— Begin Exercise inputs —

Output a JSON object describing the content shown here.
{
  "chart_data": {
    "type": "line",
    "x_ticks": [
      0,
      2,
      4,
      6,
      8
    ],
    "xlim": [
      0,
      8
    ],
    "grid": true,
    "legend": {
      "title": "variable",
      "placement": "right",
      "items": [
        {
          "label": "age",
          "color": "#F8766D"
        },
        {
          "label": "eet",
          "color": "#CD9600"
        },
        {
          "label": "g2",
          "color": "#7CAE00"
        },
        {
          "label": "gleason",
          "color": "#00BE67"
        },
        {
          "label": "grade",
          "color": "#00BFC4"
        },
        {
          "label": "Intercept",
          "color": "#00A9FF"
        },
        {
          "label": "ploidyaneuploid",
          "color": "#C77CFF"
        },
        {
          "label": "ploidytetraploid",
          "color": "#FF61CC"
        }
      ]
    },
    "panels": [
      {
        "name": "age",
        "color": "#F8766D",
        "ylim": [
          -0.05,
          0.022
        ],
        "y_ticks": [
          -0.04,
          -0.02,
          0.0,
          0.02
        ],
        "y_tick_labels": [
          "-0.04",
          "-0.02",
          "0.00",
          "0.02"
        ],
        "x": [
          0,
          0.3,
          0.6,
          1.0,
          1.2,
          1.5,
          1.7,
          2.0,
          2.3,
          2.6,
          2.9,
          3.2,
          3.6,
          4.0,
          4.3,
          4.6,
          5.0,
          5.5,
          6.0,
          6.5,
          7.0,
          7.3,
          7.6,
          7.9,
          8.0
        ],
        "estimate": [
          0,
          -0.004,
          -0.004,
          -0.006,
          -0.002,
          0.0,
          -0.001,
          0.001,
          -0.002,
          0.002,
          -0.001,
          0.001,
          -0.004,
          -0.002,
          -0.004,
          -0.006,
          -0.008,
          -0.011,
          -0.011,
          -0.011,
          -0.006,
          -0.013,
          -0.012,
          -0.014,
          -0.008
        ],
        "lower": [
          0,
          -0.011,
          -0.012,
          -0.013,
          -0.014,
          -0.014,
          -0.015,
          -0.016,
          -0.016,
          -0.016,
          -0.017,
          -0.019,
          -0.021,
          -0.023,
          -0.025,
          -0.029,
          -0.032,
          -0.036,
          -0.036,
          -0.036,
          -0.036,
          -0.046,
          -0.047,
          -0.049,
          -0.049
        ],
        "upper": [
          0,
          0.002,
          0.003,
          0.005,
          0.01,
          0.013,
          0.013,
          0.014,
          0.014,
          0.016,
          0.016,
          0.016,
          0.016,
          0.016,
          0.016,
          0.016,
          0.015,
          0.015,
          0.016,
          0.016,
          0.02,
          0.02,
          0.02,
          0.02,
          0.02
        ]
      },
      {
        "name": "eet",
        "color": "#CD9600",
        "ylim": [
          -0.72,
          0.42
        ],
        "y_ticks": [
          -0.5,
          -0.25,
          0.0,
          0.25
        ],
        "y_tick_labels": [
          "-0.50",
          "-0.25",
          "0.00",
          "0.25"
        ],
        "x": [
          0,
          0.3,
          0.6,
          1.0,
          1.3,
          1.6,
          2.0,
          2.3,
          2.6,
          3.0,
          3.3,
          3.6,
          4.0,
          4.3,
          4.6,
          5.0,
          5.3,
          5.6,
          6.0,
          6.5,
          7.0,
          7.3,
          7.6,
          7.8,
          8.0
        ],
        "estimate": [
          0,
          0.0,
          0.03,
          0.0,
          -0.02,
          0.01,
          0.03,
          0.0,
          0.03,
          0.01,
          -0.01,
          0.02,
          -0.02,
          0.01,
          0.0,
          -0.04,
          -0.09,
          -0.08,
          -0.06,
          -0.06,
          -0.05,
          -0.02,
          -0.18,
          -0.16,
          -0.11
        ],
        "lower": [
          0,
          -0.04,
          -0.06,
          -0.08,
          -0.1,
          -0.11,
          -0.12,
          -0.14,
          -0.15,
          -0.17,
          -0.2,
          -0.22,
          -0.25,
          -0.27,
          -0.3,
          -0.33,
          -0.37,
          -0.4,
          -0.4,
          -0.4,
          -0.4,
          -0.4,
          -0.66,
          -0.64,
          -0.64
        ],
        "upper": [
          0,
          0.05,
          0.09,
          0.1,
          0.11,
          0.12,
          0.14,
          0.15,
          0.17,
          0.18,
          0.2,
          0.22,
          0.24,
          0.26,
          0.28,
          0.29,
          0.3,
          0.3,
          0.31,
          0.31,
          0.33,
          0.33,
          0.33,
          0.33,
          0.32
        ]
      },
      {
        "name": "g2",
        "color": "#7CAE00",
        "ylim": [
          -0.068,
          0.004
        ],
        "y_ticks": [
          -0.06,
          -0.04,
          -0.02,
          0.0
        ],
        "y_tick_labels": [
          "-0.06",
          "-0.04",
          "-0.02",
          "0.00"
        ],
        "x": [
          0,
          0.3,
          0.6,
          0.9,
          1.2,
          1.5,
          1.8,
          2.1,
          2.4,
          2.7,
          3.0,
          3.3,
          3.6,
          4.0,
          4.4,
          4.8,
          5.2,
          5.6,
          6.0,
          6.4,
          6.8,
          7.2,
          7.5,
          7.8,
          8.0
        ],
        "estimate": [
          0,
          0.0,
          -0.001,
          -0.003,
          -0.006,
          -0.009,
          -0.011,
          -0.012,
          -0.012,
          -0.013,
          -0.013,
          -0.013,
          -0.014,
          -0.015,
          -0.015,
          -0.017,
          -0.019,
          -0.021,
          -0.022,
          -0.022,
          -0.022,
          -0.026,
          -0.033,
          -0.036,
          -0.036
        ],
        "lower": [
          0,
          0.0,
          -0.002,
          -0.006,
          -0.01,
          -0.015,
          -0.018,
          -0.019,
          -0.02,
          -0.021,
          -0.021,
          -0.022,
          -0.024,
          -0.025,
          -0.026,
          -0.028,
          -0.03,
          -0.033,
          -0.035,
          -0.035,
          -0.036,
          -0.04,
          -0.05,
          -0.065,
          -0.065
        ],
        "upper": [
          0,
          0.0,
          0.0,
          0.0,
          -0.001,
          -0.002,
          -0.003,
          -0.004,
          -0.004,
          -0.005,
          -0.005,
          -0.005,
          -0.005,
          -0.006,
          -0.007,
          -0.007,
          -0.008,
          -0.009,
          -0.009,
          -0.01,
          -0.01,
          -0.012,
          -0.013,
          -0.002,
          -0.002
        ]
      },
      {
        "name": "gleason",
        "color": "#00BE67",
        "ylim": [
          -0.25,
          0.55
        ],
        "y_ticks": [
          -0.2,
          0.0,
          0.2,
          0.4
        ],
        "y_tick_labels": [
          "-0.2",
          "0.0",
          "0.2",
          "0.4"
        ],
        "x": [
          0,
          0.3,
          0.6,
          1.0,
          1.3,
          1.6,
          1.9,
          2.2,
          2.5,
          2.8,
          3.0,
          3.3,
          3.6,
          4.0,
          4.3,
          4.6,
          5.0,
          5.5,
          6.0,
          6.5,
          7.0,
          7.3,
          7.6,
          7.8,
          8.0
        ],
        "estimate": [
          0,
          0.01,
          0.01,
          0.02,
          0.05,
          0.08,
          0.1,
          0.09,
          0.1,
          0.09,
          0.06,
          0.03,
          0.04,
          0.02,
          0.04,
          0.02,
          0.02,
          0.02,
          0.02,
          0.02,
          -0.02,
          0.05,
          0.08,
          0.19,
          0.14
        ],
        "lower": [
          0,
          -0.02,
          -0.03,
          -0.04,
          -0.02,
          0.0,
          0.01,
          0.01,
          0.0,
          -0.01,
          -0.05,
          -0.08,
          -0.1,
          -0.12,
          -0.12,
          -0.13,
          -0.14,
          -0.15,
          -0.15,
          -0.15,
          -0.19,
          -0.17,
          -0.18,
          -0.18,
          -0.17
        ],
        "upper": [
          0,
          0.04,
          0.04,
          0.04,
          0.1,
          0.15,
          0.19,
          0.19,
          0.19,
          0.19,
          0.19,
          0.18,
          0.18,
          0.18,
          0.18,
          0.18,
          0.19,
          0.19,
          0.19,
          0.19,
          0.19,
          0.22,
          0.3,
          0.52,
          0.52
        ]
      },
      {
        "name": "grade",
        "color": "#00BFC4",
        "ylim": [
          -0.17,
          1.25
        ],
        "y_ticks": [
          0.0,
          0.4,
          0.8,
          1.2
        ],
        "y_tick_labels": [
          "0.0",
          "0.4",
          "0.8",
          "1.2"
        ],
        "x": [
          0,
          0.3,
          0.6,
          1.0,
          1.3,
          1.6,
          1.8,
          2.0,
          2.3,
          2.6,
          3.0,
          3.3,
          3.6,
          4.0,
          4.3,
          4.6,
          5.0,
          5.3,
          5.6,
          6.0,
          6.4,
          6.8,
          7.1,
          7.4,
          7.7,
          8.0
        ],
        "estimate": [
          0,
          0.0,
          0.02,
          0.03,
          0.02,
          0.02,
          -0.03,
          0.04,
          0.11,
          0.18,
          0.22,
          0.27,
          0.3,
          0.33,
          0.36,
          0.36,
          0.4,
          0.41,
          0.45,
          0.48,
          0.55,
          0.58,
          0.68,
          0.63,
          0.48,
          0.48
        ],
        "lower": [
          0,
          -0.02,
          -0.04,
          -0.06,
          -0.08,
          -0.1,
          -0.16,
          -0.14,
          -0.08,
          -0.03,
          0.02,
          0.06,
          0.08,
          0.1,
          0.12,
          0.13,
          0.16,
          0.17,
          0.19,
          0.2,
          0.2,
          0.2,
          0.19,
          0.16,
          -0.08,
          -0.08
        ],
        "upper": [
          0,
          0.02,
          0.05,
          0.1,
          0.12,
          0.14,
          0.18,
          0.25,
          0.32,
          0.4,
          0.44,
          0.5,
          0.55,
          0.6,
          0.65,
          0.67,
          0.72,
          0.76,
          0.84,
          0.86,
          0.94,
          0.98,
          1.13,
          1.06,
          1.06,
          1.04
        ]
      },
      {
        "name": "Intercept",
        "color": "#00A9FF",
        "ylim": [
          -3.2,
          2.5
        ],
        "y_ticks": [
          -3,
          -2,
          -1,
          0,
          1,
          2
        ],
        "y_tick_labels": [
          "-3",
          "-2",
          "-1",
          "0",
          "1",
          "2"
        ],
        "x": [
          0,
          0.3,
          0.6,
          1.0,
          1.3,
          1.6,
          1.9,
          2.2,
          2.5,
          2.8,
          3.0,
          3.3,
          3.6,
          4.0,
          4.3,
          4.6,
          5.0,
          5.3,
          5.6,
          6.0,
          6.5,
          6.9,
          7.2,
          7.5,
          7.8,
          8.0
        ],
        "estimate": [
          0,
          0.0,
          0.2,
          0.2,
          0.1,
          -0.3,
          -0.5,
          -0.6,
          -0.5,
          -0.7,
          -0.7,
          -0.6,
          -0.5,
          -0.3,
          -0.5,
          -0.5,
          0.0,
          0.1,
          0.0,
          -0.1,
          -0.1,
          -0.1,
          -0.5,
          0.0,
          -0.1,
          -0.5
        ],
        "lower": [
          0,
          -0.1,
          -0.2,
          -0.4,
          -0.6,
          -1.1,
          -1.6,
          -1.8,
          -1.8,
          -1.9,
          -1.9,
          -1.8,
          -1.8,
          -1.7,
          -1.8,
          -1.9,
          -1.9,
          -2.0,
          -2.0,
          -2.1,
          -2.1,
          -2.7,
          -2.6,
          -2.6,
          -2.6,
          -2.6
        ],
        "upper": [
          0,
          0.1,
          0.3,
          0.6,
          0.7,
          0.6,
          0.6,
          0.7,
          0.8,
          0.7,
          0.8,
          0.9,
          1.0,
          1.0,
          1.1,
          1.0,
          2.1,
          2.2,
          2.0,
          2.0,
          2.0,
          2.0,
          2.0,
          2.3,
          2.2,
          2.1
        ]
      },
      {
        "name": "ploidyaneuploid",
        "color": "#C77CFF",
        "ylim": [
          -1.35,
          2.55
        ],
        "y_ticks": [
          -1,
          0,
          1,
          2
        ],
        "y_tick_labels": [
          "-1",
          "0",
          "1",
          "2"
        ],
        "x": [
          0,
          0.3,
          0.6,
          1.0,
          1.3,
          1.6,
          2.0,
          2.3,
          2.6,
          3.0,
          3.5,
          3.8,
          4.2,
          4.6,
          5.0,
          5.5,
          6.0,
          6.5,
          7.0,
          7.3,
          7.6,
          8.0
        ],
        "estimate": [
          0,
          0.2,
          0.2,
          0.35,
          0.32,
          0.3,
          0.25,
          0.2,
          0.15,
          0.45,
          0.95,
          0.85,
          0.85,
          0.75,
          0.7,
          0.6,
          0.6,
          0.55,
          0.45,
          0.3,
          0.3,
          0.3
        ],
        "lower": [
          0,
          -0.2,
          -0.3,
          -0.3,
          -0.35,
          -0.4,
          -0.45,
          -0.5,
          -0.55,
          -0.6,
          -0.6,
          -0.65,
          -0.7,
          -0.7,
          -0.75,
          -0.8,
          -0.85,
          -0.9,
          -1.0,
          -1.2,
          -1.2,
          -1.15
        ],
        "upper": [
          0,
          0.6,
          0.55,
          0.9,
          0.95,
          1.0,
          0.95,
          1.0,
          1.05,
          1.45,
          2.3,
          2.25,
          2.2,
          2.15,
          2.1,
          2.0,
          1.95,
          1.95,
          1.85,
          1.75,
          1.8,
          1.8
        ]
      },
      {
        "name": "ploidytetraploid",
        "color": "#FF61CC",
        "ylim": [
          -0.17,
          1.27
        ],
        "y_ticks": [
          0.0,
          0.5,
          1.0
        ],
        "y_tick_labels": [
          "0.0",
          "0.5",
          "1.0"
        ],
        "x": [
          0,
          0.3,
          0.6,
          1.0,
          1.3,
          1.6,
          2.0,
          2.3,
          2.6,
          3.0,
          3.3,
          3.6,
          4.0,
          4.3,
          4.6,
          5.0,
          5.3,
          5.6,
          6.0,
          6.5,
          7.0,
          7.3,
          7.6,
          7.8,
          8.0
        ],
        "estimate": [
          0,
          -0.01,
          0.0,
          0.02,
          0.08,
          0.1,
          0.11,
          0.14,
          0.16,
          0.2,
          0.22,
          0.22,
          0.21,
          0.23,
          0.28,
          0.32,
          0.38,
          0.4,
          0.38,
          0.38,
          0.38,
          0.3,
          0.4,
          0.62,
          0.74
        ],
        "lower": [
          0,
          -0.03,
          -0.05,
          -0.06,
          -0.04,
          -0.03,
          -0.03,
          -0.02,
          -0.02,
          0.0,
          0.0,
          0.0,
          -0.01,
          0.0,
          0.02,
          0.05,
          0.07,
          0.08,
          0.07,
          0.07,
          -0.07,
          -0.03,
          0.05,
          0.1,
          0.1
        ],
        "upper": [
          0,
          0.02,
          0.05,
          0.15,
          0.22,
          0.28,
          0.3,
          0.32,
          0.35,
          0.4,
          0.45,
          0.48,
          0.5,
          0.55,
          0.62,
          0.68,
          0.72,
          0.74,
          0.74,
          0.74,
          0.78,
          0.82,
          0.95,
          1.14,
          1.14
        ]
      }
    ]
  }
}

— End Exercise inputs —

## Exercise aim
Show all lines above holding "ploidyaneuploid".

## Solution
          "label": "ploidyaneuploid",
        "name": "ploidyaneuploid",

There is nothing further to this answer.